## Исходный текст
По большому счету, оба играют роли таких же, как в “Играх разума”, выдуманных “безумным ученым” друзей‑ фантомов, без которых ему не по силам справиться с реальностью. Как бы благодаря им Легасов из сериала превращается из относительно точного портрета реального Легасова в киноперсонажа: героически выступает на суде (где его в действительности не было), чуть ли не ценой жизни записывает кассеты (фрагменты которых на самом деле публиковались в “Правде” сразу после самоубийства).

А еще все трое напоминают, что “Чернобыль” – не только и не столько реалистическая хроника; это фикшен, кино.

 

IV.

 

Концентрируясь на двух эффектных ракурсах – точности и уважительности воспроизведения материальной среды, с одной стороны, и кошмарности происходившего в Чернобыле, – зритель как будто отключается от рационального анализа собственно кинематографической ткани сериала, его прихотливо и неброско устроенного художественного мира.

Структура рассказа построена по принципу постепенного увеличения и в то же время сюжетной петли. В начале первой серии мы еле можем различить огонь от взрыва на станции и с опозданием переживаем вместе с Людмилой ударную волну; зритель уподоблен тем зевакам, которые любуются эффектным пожаром с большого расстояния, считая, что они в безопасности. В конце последней серии мы узнаем, что мост, на котором они стояли, получил название “Моста смерти”, никто не выжил (судя по всему, эффектный апокриф). Мы окажемся в эпицентре взрыва, увидим своими глазами непредставимое во время подробного – и тоже по преимуществу изобретенного Мэйзином заново – суда над виновниками аварии. Темпорально мы предельно отдалимся от катастрофы, пространственно предельно приблизимся к ней. Напоминает тщательно выстроенную иллюзию, мастерский обман зрения: пройденная за пять серий дистанция окажется фантомной – мы будем находиться в отправной точке, но от ситуации полного незнания придем к почти тотальному знанию о случившемся.

Этот лабиринт мнимостей выстроен шведским режиссером Юханом Ренком (подобно Мэйзину, он пришел из развлекательного сегмента, снимал отдельные эпизоды разных сериалов, до того был востребованным поп‑ музыкантом) как игра с ожиданиями зрителя от разных жанровых моделей. При этом ни одна из них не доведена до логического предела и даже сюжетного финала – повествование будто сбивается, на ходу меняя регистр. Художественную цельность при этом надежно обеспечивают три основных фактора: атмосферно‑ депрессивный саундтрек исландской виолончелистки и композитора Хильдур Гуднадоуттир; скупая, но поэтичная работа оператора‑ шведа Якоба Ире; наконец, невообразимо детализированный мир, созданный британским художником‑ постановщиком Люком Халлом.

## Записи

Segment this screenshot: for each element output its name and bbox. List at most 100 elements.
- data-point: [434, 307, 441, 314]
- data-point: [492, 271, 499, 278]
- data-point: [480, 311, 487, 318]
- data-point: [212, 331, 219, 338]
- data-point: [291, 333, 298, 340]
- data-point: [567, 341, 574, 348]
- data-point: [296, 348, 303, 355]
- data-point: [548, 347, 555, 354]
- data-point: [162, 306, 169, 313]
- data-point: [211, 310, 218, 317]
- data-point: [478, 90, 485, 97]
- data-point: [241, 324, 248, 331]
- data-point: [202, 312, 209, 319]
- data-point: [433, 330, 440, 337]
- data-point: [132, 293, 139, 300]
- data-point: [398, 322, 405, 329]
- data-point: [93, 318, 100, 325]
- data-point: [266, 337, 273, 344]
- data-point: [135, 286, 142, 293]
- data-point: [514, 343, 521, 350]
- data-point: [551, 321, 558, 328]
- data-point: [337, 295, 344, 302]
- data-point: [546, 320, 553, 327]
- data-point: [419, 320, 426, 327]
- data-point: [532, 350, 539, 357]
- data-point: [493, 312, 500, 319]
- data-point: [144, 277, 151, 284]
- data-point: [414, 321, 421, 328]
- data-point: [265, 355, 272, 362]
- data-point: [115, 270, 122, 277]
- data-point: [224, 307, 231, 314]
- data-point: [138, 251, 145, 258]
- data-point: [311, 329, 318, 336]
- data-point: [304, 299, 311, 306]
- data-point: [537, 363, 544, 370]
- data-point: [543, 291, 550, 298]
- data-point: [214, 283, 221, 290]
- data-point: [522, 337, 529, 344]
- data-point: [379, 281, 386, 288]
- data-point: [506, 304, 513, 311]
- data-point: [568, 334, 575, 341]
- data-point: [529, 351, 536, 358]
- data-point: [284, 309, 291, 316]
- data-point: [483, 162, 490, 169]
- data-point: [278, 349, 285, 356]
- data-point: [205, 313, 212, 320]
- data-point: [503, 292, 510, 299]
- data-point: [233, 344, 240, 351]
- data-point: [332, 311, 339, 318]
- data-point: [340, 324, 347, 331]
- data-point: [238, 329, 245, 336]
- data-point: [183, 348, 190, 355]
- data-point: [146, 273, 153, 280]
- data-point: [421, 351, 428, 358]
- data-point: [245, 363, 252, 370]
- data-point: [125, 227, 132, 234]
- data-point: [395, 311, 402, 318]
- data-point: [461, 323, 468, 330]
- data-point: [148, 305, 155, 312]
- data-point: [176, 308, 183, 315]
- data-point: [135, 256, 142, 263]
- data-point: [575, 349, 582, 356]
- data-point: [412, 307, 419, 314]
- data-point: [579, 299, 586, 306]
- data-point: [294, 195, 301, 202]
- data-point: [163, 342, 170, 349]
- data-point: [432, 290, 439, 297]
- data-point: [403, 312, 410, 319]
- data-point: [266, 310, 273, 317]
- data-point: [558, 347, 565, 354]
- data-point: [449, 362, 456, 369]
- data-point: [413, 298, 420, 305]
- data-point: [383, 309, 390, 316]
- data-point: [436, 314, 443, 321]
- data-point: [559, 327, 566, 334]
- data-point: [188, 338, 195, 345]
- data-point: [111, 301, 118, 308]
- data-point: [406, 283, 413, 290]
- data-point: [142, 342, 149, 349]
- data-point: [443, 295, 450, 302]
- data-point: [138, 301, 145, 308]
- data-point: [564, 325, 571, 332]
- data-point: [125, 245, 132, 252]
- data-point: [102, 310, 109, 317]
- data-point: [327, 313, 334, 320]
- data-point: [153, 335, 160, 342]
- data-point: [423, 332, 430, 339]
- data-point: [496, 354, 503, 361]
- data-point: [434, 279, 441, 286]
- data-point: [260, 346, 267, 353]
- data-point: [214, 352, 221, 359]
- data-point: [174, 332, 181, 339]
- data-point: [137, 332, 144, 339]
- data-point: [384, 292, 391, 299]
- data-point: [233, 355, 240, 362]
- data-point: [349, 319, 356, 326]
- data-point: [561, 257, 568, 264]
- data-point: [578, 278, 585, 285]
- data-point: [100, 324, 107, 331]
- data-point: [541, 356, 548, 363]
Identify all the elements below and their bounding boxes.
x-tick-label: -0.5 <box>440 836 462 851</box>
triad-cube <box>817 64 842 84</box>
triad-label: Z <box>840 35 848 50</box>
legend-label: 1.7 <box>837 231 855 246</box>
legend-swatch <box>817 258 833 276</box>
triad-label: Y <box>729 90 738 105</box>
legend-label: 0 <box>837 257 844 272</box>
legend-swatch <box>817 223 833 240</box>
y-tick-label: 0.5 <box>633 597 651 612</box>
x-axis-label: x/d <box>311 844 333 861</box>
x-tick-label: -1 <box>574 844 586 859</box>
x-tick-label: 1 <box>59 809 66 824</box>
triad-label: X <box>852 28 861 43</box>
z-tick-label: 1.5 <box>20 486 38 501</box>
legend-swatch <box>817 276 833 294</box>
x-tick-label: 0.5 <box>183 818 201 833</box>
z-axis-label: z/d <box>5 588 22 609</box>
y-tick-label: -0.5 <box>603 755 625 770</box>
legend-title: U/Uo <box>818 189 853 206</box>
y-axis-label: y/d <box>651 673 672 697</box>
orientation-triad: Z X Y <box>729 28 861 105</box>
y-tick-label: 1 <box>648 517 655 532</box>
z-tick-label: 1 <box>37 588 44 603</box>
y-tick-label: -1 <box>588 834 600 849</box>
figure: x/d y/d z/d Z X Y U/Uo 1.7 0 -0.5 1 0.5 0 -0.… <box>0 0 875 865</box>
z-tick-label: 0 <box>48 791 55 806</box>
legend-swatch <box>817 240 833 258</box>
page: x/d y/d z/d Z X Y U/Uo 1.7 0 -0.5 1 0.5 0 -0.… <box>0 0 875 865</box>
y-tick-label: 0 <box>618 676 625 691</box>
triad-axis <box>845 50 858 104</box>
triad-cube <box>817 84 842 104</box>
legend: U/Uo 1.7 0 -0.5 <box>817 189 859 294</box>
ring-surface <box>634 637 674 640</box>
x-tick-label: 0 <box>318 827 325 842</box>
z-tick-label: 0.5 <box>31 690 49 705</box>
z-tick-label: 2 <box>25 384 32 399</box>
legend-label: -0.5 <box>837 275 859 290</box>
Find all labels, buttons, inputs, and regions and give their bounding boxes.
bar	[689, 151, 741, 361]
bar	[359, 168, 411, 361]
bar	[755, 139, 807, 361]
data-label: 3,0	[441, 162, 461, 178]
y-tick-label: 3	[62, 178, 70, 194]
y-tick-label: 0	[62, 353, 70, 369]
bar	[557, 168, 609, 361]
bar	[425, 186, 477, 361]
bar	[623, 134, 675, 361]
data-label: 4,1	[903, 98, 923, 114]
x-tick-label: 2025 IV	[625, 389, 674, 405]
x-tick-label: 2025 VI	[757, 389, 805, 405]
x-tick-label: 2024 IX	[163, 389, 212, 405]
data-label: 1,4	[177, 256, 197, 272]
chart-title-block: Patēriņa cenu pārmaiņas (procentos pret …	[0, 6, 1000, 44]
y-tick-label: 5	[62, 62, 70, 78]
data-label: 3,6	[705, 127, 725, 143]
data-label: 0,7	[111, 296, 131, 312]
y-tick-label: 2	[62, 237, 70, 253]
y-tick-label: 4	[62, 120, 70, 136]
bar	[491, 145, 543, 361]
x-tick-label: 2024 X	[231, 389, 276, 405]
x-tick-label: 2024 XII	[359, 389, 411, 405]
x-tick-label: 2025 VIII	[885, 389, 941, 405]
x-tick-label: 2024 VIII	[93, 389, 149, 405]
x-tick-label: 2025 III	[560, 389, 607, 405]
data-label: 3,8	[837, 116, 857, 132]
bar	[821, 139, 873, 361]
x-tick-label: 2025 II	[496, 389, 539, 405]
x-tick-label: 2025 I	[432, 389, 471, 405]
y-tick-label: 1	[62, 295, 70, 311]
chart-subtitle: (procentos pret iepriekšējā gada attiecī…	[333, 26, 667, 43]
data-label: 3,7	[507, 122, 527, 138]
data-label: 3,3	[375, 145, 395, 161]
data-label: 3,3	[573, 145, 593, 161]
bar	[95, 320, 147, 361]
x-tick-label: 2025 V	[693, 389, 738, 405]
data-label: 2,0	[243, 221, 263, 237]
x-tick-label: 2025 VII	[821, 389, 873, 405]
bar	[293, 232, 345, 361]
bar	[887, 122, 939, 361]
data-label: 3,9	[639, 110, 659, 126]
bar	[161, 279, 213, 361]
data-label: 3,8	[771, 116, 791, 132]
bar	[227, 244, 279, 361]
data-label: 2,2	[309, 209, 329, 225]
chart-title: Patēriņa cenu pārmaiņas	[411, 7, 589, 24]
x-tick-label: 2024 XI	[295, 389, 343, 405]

## Условия заданий
#1 Назовите всех людей, чья профессия указана в абзаце текста о сериале «Чернобыль», начинающемся словами «Этот лабиринт мнимостей», и укажите эти профессии.
#2 Процитируйте фрагмент текста о сериале «Чернобыль» от слов «По большому счету, оба» до слов «это фикшен, кино.» включительно.
Записи не имеют отношения к тексту о сериале «Чернобыль».

## Ответы к заданиям
#1
- Юхан Ренк: режиссер, до того поп‑музыкант
- Хильдур Гуднадоуттир: виолончелистка и композитор
- Якоб Ире: оператор
- Люк Халл: художник‑постановщик

#2
По большому счету, оба играют роли таких же, как в “Играх разума”, выдуманных “безумным ученым” друзей‑ фантомов, без которых ему не по силам справиться с реальностью. Как бы благодаря им Легасов из сериала превращается из относительно точного портрета реального Легасова в киноперсонажа: героически выступает на суде (где его в действительности не было), чуть ли не ценой жизни записывает кассеты (фрагменты которых на самом деле публиковались в “Правде” сразу после самоубийства).

А еще все трое напоминают, что “Чернобыль” – не только и не столько реалистическая хроника; это фикшен, кино.